### What to do
Search the material for the string "title", then report how many lines hold it, with no other text.

### Exercise inputs
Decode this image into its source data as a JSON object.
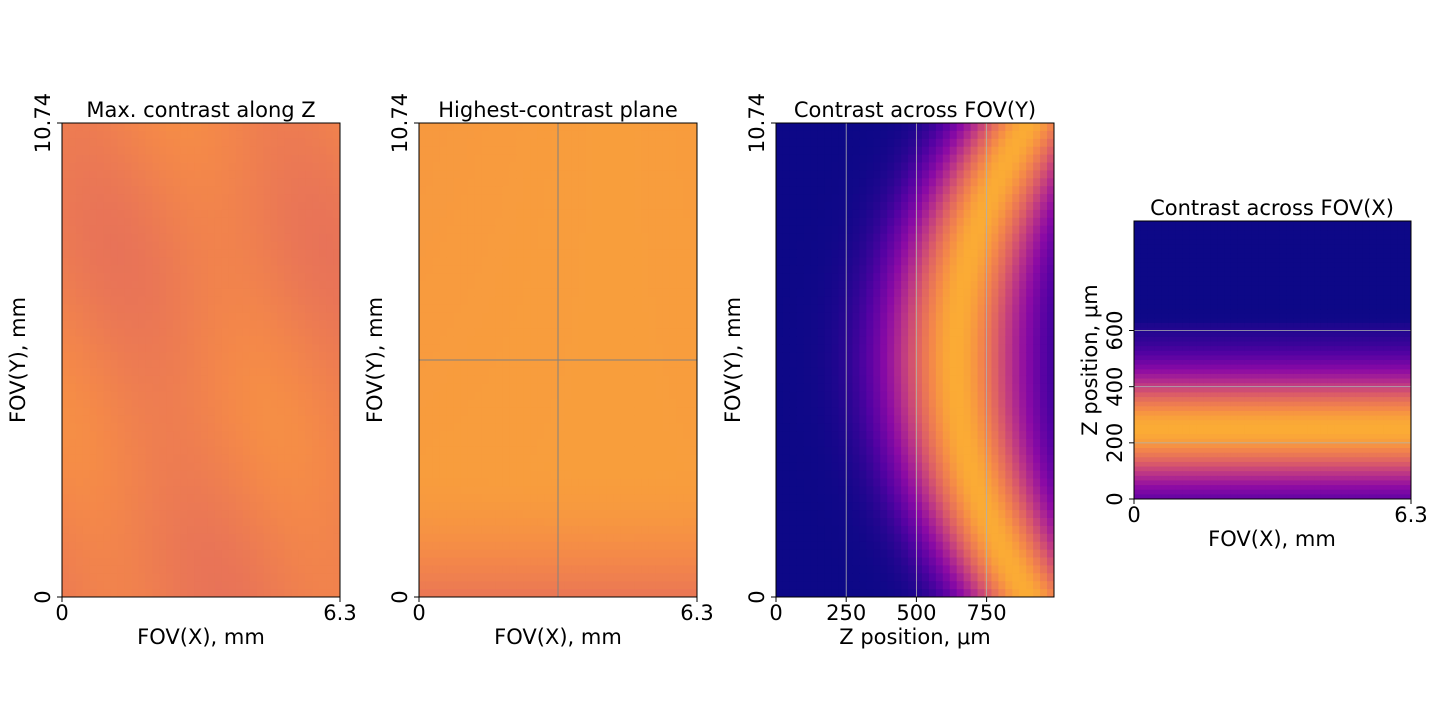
{
  "chart_data": [
    {
      "type": "heatmap",
      "title": "Max. contrast along Z",
      "xlabel": "FOV(X), mm",
      "ylabel": "FOV(Y), mm",
      "xlim": [
        0,
        6.3
      ],
      "ylim": [
        0,
        10.74
      ],
      "xticks": [
        {
          "value": 0,
          "label": "0"
        },
        {
          "value": 6.3,
          "label": "6.3"
        }
      ],
      "yticks": [
        {
          "value": 0,
          "label": "0"
        },
        {
          "value": 10.74,
          "label": "10.74"
        }
      ],
      "grid": false,
      "colormap": "plasma",
      "field": "max_contrast",
      "range": [
        0.84,
        0.88
      ],
      "overlay_lines": []
    },
    {
      "type": "heatmap",
      "title": "Highest-contrast plane",
      "xlabel": "FOV(X), mm",
      "ylabel": "FOV(Y), mm",
      "xlim": [
        0,
        6.3
      ],
      "ylim": [
        0,
        10.74
      ],
      "xticks": [
        {
          "value": 0,
          "label": "0"
        },
        {
          "value": 6.3,
          "label": "6.3"
        }
      ],
      "yticks": [
        {
          "value": 0,
          "label": "0"
        },
        {
          "value": 10.74,
          "label": "10.74"
        }
      ],
      "grid": false,
      "colormap": "plasma",
      "field": "best_plane",
      "range": [
        0.72,
        0.88
      ],
      "overlay_lines": [
        {
          "orientation": "vertical",
          "value": 3.15,
          "color": "#808080"
        },
        {
          "orientation": "horizontal",
          "value": 5.37,
          "color": "#808080"
        }
      ]
    },
    {
      "type": "heatmap",
      "title": "Contrast across FOV(Y)",
      "xlabel": "Z position, μm",
      "ylabel": "FOV(Y), mm",
      "xlim": [
        0,
        990
      ],
      "ylim": [
        0,
        10.74
      ],
      "xticks": [
        {
          "value": 0,
          "label": "0"
        },
        {
          "value": 250,
          "label": "250"
        },
        {
          "value": 500,
          "label": "500"
        },
        {
          "value": 750,
          "label": "750"
        }
      ],
      "yticks": [
        {
          "value": 0,
          "label": "0"
        },
        {
          "value": 10.74,
          "label": "10.74"
        }
      ],
      "grid": true,
      "grid_axis": "x",
      "colormap": "plasma",
      "field": "z_vs_fovy",
      "range": [
        0,
        0.88
      ],
      "overlay_lines": []
    },
    {
      "type": "heatmap",
      "title": "Contrast across FOV(X)",
      "xlabel": "FOV(X), mm",
      "ylabel": "Z position, μm",
      "xlim": [
        0,
        6.3
      ],
      "ylim": [
        0,
        990
      ],
      "xticks": [
        {
          "value": 0,
          "label": "0"
        },
        {
          "value": 6.3,
          "label": "6.3"
        }
      ],
      "yticks": [
        {
          "value": 0,
          "label": "0"
        },
        {
          "value": 200,
          "label": "200"
        },
        {
          "value": 400,
          "label": "400"
        },
        {
          "value": 600,
          "label": "600"
        }
      ],
      "grid": true,
      "grid_axis": "y",
      "colormap": "plasma",
      "field": "fovx_vs_z",
      "range": [
        0,
        0.88
      ],
      "overlay_lines": []
    }
  ]
}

### Full output
4